>> start Records supplied

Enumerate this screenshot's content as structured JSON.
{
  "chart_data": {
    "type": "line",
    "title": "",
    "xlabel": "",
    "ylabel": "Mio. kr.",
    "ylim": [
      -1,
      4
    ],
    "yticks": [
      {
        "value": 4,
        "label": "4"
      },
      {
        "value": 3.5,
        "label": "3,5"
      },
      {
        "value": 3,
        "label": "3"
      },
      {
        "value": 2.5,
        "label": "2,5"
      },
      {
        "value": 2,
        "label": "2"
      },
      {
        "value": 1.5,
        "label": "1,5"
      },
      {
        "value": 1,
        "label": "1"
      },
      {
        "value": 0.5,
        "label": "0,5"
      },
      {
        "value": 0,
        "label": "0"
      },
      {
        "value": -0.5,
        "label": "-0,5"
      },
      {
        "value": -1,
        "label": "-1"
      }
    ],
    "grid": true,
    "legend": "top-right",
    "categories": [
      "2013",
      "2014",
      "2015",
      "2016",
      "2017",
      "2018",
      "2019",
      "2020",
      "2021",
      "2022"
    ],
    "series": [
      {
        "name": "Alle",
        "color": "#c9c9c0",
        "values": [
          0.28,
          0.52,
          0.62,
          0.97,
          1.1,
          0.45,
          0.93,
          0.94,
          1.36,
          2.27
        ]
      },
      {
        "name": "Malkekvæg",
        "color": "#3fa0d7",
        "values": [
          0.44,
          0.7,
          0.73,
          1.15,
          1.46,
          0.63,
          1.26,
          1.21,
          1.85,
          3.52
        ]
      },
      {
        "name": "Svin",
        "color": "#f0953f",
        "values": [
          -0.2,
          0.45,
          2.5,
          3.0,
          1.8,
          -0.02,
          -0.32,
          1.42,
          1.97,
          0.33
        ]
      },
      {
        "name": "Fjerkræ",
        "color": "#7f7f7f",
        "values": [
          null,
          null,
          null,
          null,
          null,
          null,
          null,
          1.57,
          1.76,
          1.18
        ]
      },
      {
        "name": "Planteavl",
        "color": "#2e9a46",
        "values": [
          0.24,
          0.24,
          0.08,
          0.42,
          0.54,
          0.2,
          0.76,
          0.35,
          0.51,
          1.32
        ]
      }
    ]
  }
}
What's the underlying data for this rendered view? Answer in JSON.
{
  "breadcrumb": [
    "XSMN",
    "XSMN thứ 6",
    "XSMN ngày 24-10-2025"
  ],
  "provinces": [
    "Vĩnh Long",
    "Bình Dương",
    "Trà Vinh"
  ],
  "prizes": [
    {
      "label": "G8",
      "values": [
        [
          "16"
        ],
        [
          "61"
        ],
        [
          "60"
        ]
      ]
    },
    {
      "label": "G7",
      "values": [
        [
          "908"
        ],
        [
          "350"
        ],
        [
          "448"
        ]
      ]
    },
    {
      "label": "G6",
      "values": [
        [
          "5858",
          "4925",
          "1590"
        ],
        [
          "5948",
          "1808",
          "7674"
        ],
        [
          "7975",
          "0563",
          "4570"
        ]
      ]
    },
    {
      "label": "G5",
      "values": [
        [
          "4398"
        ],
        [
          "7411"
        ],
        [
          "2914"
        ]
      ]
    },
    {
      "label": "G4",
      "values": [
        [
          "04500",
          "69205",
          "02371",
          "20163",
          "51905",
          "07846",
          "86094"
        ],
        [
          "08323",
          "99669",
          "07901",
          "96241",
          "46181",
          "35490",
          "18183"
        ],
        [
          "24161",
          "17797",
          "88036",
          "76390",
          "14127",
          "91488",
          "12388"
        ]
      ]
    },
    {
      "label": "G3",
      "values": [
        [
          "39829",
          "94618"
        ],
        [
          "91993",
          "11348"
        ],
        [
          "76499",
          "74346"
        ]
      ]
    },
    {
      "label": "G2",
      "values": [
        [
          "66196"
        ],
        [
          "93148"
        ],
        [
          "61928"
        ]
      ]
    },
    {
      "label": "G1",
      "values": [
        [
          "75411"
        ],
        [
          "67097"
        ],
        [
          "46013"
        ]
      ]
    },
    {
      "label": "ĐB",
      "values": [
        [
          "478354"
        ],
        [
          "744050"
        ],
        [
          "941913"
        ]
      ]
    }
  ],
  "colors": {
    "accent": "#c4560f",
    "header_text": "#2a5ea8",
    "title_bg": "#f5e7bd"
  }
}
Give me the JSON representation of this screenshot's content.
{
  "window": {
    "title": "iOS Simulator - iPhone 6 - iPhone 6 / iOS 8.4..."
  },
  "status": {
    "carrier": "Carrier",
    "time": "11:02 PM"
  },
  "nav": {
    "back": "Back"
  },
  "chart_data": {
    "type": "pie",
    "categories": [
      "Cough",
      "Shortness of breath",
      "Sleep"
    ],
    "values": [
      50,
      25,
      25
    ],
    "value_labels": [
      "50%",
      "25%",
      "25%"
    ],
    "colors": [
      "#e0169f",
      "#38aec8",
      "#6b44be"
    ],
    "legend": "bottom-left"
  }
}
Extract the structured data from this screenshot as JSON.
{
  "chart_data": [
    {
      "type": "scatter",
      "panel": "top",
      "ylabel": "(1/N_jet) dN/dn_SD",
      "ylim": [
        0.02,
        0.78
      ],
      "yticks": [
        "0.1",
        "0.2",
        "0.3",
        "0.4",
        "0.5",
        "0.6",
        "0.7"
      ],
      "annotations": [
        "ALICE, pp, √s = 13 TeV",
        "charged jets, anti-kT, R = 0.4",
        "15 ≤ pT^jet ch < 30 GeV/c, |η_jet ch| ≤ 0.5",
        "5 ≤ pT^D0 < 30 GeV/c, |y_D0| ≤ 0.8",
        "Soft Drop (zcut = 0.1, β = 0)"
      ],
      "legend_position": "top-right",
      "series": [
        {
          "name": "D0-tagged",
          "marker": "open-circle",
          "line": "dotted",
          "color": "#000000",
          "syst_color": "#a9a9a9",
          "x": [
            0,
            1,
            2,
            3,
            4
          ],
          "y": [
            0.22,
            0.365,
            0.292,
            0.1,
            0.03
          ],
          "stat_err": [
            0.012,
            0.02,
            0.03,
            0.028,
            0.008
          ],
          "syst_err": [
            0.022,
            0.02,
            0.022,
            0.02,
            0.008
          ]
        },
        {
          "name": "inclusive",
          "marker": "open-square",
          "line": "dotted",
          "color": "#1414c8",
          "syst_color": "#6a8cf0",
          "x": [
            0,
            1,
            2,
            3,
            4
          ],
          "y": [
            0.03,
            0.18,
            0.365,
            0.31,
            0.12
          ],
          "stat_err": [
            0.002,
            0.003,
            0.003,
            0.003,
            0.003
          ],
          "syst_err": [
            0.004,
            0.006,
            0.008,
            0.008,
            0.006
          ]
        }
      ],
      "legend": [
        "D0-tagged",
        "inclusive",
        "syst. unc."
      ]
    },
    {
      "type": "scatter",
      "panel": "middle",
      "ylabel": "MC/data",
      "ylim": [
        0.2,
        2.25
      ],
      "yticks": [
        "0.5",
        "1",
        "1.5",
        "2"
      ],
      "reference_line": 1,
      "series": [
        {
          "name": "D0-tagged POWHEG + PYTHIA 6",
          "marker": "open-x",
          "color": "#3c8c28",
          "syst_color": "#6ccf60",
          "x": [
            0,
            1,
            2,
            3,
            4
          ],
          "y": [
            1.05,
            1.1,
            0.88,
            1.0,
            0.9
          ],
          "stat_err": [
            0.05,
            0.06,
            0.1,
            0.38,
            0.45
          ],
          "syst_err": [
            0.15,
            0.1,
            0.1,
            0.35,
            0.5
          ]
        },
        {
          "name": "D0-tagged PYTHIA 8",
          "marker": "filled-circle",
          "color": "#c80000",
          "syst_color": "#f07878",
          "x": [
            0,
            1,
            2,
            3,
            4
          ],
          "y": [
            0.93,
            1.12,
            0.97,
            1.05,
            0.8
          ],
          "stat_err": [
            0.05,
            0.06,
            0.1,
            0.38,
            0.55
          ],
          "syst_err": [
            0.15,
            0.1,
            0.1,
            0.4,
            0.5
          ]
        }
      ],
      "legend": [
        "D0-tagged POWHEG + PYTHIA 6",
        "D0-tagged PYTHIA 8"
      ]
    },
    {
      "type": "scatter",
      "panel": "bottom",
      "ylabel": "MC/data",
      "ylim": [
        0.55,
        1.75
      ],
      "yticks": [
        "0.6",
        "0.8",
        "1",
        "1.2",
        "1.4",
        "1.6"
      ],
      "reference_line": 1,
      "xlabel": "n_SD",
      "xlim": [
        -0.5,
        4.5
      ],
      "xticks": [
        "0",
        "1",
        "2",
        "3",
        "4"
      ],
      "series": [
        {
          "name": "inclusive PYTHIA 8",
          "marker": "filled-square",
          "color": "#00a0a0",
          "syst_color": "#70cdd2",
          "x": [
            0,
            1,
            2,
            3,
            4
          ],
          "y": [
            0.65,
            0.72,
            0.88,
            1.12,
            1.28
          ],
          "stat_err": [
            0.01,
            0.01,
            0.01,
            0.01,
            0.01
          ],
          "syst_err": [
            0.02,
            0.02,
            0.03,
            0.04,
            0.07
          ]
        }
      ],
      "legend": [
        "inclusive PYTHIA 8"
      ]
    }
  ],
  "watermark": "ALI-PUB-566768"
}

>> end Records supplied

Given instruction: Copy out each line of the data containing the string "content".

Solution below:
Enumerate this screenshot's content as structured JSON.
Give me the JSON representation of this screenshot's content.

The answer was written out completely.